Nie chce mi się już wyliczać nazw ulic i osiedli, które rozbebeszono, często nie kończąc roboty, bo to pewnie już inny wykonawca. Kierowcy i przechodnie złorzeczą, mieszkańcy myją i zasłaniają okna, turyści narzekają, władza umywa ręce. Tylko samoloty latają swobodnie nad miastem (i dlaczego za darmo?), więc na dole nasuwa się pytanie, jak długo ma trwać ta niekompetencyjna, ciągnąca się w nieskończoność indolencja, kiedy skończy się w mieście bałagan i czy w ogóle ktoś nad tym panuje. Czy leci z nami pilot?
========================
> **CO PRZYGOTOWAĆ**: Podejmij wątek fragmentu o rozkopanych ulicach powyżej i pisz dalej, zaczynając zaraz po zdaniu „Czy leci z nami pilot?”.

> **Adnotacje ramek ograniczających**:
========================
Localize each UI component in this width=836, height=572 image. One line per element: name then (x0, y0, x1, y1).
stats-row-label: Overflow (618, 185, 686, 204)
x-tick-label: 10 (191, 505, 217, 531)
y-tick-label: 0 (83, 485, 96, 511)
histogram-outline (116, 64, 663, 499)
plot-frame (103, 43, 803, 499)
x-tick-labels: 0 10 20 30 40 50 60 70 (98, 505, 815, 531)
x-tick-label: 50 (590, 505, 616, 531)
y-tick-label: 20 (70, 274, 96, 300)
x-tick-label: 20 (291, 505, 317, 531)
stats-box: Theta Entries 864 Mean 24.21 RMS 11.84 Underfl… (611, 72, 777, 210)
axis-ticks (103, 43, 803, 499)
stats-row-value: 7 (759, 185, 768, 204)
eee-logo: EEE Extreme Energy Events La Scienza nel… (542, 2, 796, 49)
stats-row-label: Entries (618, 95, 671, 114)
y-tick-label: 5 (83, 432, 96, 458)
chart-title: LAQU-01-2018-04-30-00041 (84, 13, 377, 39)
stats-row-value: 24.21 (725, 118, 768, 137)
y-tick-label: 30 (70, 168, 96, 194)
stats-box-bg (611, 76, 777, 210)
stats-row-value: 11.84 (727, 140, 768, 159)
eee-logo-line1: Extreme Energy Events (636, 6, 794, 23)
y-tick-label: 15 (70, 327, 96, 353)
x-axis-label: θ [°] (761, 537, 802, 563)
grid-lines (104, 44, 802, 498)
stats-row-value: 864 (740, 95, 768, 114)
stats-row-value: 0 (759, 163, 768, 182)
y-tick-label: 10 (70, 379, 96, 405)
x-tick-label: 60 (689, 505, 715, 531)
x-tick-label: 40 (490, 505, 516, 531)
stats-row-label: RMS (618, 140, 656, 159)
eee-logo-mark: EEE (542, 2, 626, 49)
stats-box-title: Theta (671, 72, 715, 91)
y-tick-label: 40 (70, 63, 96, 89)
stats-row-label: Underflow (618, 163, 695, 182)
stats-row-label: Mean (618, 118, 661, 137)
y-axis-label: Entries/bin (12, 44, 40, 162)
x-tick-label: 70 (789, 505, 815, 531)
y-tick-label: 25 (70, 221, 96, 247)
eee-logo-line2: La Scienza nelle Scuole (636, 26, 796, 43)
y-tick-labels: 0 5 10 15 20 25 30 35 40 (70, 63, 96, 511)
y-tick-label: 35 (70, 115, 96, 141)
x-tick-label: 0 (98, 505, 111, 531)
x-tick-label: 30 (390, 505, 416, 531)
========================
> **ODPOWIEDŹ**:
Czy można tak niefrasobliwie uruchamiać remonty, które ciągną się w nieskończoność, a fuszerka i bylejakość widoczne są gołym okiem. To nie tylko deski na parkingu P&R, czy obłażąca elewacja dopiero co wyremontowanego dworca kolejowego, to groźne przypadki takie jak zawalenie dachu w centrum handlowym. Czy są jakieś terminy i normy, przewidujące sankcje za opóźnienia, bałagan, utrudnienia? Generalnie w cywilizowanym świecie to funkcjonuje, ale tzw. stolica Podhala do tego świata nie chce się zaliczać! Kto z imienia i nazwiska nadzoruje działania, paraliżujące życie miasta w środku sezonu, w tym ważnym ośrodku administracyjno-handlowym, na ważnym szlaku turystycznym.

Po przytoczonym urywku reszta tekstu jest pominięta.